What is being asked ::
Find each line with the word "Type" and say how many there are, nothing else.
________________
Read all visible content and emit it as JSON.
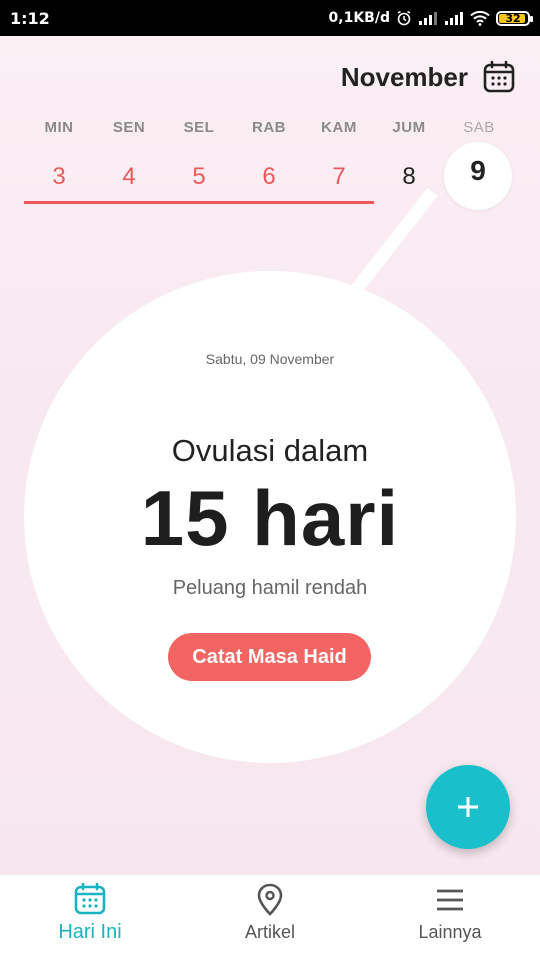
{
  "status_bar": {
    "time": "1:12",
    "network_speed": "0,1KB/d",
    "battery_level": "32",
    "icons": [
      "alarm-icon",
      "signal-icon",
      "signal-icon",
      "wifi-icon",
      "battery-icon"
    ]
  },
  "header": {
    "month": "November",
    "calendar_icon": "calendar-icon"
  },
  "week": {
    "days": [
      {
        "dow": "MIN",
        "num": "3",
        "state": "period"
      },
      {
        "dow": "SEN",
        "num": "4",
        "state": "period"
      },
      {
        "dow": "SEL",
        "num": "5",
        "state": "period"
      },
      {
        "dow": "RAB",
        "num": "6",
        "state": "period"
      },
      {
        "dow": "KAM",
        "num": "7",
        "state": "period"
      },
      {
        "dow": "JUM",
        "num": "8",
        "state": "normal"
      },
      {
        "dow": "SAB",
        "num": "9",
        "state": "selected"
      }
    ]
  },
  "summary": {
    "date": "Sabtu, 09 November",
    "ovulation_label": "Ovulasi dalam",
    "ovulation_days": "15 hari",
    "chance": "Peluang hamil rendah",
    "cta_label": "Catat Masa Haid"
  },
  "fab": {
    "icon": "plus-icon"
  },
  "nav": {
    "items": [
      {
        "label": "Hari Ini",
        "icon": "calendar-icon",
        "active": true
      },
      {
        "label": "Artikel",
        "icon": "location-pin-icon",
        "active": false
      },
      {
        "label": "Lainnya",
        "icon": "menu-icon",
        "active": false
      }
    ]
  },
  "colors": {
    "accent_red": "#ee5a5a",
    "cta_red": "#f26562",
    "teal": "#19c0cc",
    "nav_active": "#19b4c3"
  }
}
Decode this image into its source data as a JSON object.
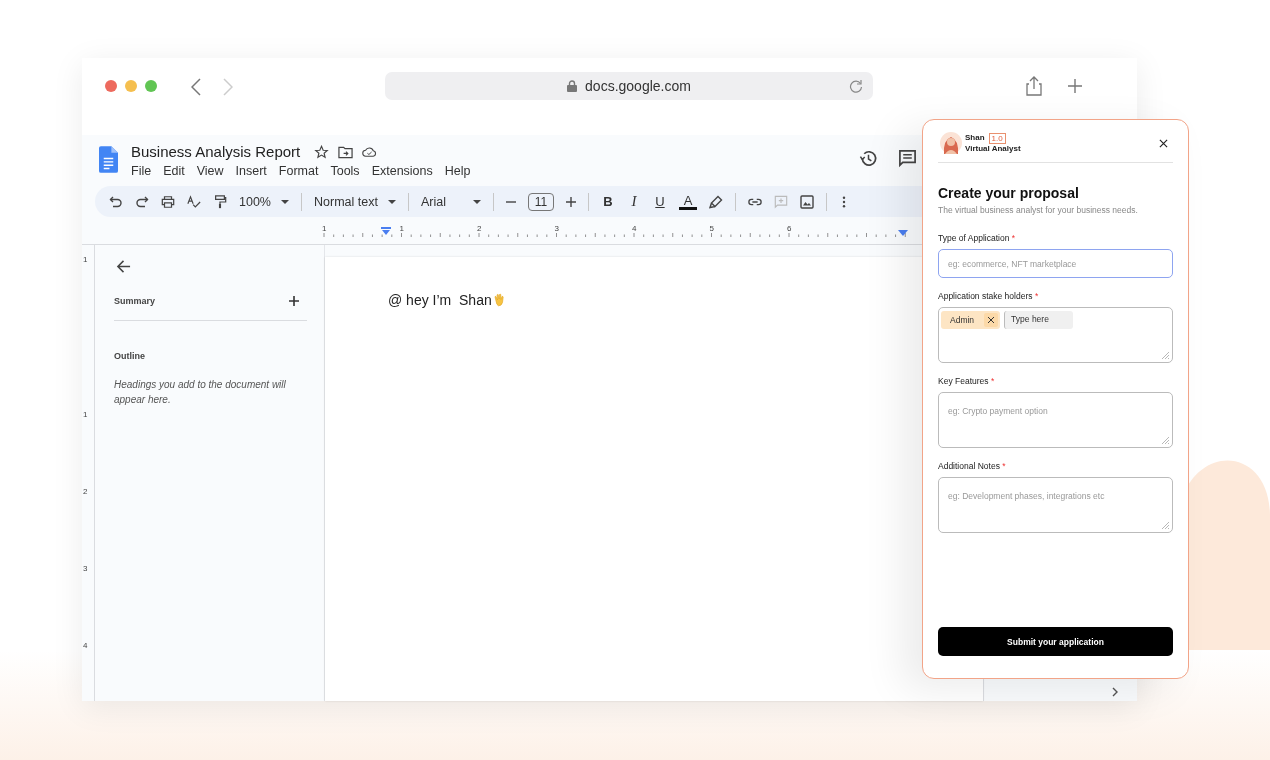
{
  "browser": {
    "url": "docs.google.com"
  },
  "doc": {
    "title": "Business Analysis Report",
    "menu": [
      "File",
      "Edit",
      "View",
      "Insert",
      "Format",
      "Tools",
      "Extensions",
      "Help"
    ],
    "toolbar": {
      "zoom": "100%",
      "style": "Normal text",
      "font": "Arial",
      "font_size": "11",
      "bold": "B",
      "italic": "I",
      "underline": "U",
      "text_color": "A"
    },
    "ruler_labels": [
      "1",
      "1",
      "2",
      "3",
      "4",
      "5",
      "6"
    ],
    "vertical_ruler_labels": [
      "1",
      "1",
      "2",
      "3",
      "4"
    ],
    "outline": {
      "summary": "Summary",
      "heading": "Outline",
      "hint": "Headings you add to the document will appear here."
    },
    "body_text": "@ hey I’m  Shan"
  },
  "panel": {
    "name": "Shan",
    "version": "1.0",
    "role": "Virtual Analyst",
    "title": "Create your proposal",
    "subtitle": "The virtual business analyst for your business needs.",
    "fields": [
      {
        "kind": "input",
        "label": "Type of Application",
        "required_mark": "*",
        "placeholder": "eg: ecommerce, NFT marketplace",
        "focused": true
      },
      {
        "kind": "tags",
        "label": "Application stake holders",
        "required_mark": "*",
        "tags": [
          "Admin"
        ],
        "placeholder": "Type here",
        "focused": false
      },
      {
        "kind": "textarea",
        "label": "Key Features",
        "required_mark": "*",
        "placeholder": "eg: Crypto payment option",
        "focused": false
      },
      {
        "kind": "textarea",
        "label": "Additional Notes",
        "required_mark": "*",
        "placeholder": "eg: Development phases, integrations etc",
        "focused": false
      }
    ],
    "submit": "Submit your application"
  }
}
________________
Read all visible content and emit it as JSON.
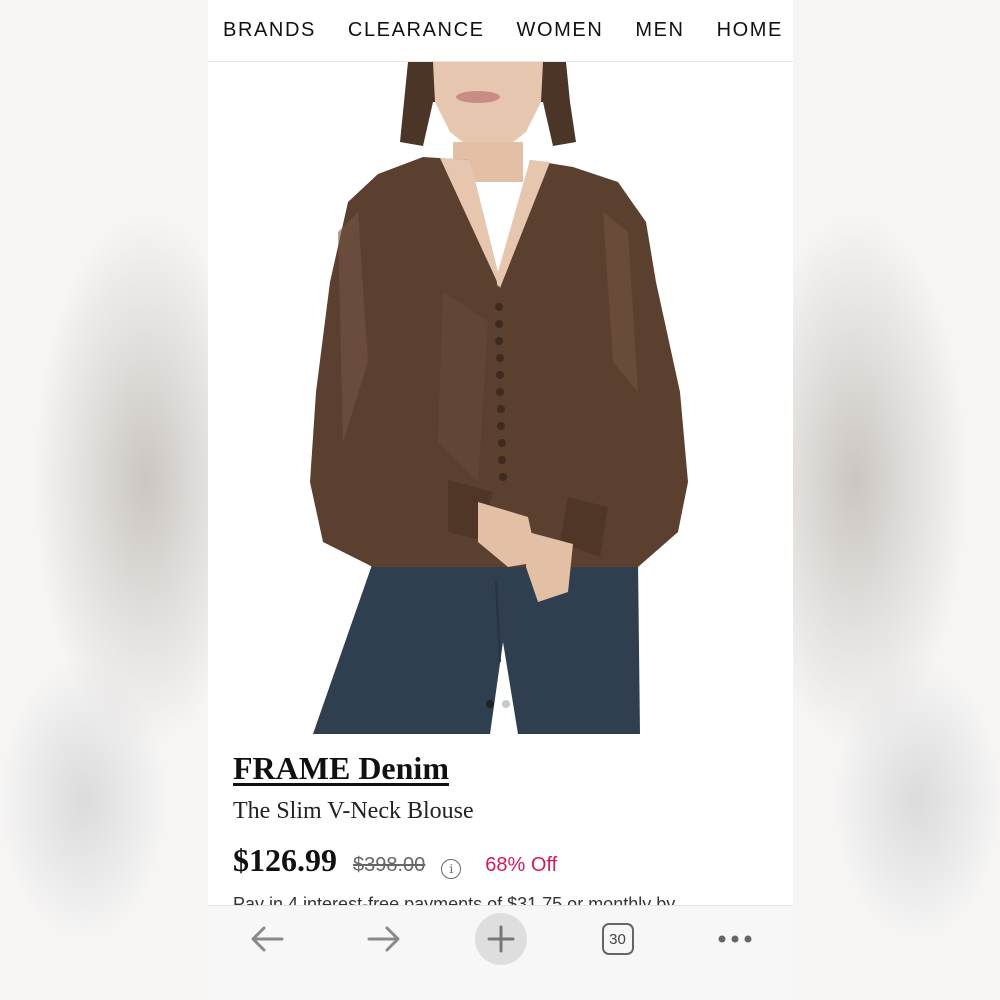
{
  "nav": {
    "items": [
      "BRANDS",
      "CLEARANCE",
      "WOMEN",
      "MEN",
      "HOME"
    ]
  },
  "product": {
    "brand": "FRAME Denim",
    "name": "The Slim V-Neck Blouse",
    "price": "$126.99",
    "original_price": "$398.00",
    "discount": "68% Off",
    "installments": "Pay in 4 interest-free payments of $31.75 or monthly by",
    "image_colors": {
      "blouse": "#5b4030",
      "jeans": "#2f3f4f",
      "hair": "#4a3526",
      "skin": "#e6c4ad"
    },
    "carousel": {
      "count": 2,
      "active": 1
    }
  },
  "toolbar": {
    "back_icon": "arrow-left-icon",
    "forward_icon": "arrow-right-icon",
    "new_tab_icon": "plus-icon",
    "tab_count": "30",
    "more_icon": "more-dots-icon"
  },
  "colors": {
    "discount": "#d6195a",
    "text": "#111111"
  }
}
________________
Output for this exercise ::
2